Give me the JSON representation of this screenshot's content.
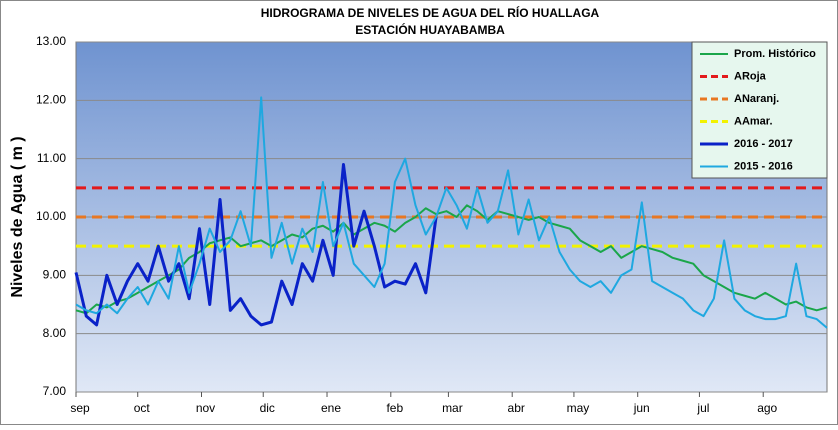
{
  "chart_data": {
    "type": "line",
    "title": "HIDROGRAMA DE NIVELES DE AGUA  DEL RÍO HUALLAGA",
    "subtitle": "ESTACIÓN HUAYABAMBA",
    "y_label": "Niveles de Agua  ( m )",
    "xlim": [
      0,
      365
    ],
    "xticks": [
      {
        "value": 0,
        "label": "sep"
      },
      {
        "value": 30,
        "label": "oct"
      },
      {
        "value": 61,
        "label": "nov"
      },
      {
        "value": 91,
        "label": "dic"
      },
      {
        "value": 122,
        "label": "ene"
      },
      {
        "value": 153,
        "label": "feb"
      },
      {
        "value": 181,
        "label": "mar"
      },
      {
        "value": 212,
        "label": "abr"
      },
      {
        "value": 242,
        "label": "may"
      },
      {
        "value": 273,
        "label": "jun"
      },
      {
        "value": 303,
        "label": "jul"
      },
      {
        "value": 334,
        "label": "ago"
      }
    ],
    "ylim": [
      7,
      13
    ],
    "yticks": [
      {
        "value": 7,
        "label": "7.00"
      },
      {
        "value": 8,
        "label": "8.00"
      },
      {
        "value": 9,
        "label": "9.00"
      },
      {
        "value": 10,
        "label": "10.00"
      },
      {
        "value": 11,
        "label": "11.00"
      },
      {
        "value": 12,
        "label": "12.00"
      },
      {
        "value": 13,
        "label": "13.00"
      }
    ],
    "grid": true,
    "legend": "top-right",
    "x": [
      0,
      5,
      10,
      15,
      20,
      25,
      30,
      35,
      40,
      45,
      50,
      55,
      60,
      65,
      70,
      75,
      80,
      85,
      90,
      95,
      100,
      105,
      110,
      115,
      120,
      125,
      130,
      135,
      140,
      145,
      150,
      155,
      160,
      165,
      170,
      175,
      180,
      185,
      190,
      195,
      200,
      205,
      210,
      215,
      220,
      225,
      230,
      235,
      240,
      245,
      250,
      255,
      260,
      265,
      270,
      275,
      280,
      285,
      290,
      295,
      300,
      305,
      310,
      315,
      320,
      325,
      330,
      335,
      340,
      345,
      350,
      355,
      360,
      365
    ],
    "thresholds": [
      {
        "name": "ARoja",
        "color": "#e31a1c",
        "value": 10.5
      },
      {
        "name": "ANaranj.",
        "color": "#e87722",
        "value": 10.0
      },
      {
        "name": "AAmar.",
        "color": "#f2f200",
        "value": 9.5
      }
    ],
    "series": [
      {
        "name": "Prom. Histórico",
        "color": "#1aa64a",
        "width": 2,
        "values": [
          8.4,
          8.35,
          8.5,
          8.45,
          8.55,
          8.6,
          8.7,
          8.8,
          8.9,
          9.0,
          9.1,
          9.3,
          9.4,
          9.55,
          9.6,
          9.65,
          9.5,
          9.55,
          9.6,
          9.5,
          9.6,
          9.7,
          9.65,
          9.8,
          9.85,
          9.75,
          9.9,
          9.7,
          9.8,
          9.9,
          9.85,
          9.75,
          9.9,
          10.0,
          10.15,
          10.05,
          10.1,
          10.0,
          10.2,
          10.1,
          9.95,
          10.1,
          10.05,
          10.0,
          9.95,
          10.0,
          9.9,
          9.85,
          9.8,
          9.6,
          9.5,
          9.4,
          9.5,
          9.3,
          9.4,
          9.5,
          9.45,
          9.4,
          9.3,
          9.25,
          9.2,
          9.0,
          8.9,
          8.8,
          8.7,
          8.65,
          8.6,
          8.7,
          8.6,
          8.5,
          8.55,
          8.45,
          8.4,
          8.45
        ]
      },
      {
        "name": "2016 - 2017",
        "color": "#0a22c8",
        "width": 3,
        "values": [
          9.05,
          8.3,
          8.15,
          9.0,
          8.5,
          8.9,
          9.2,
          8.9,
          9.5,
          8.9,
          9.2,
          8.6,
          9.8,
          8.5,
          10.3,
          8.4,
          8.6,
          8.3,
          8.15,
          8.2,
          8.9,
          8.5,
          9.2,
          8.9,
          9.6,
          9.0,
          10.9,
          9.5,
          10.1,
          9.5,
          8.8,
          8.9,
          8.85,
          9.2,
          8.7,
          10.0,
          null,
          null,
          null,
          null,
          null,
          null,
          null,
          null,
          null,
          null,
          null,
          null,
          null,
          null,
          null,
          null,
          null,
          null,
          null,
          null,
          null,
          null,
          null,
          null,
          null,
          null,
          null,
          null,
          null,
          null,
          null,
          null,
          null,
          null,
          null,
          null,
          null,
          null
        ]
      },
      {
        "name": "2015 - 2016",
        "color": "#1fa8e0",
        "width": 2,
        "values": [
          8.5,
          8.4,
          8.35,
          8.5,
          8.35,
          8.6,
          8.8,
          8.5,
          8.9,
          8.6,
          9.5,
          8.7,
          9.2,
          9.8,
          9.4,
          9.6,
          10.1,
          9.5,
          12.05,
          9.3,
          9.9,
          9.2,
          9.8,
          9.4,
          10.6,
          9.5,
          9.9,
          9.2,
          9.0,
          8.8,
          9.2,
          10.6,
          11.0,
          10.2,
          9.7,
          10.0,
          10.5,
          10.2,
          9.8,
          10.5,
          9.9,
          10.1,
          10.8,
          9.7,
          10.3,
          9.6,
          10.0,
          9.4,
          9.1,
          8.9,
          8.8,
          8.9,
          8.7,
          9.0,
          9.1,
          10.25,
          8.9,
          8.8,
          8.7,
          8.6,
          8.4,
          8.3,
          8.6,
          9.6,
          8.6,
          8.4,
          8.3,
          8.25,
          8.25,
          8.3,
          9.2,
          8.3,
          8.25,
          8.1
        ]
      }
    ]
  }
}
□ □ □ □ □
→ **Given problem**: Look for "name" and pull out every line that has it.

→ **The completed task**:
        "name": "ARoja",
        "name": "ANaranj.",
        "name": "AAmar.",
        "name": "Prom. Histórico",
        "name": "2016 - 2017",
        "name": "2015 - 2016",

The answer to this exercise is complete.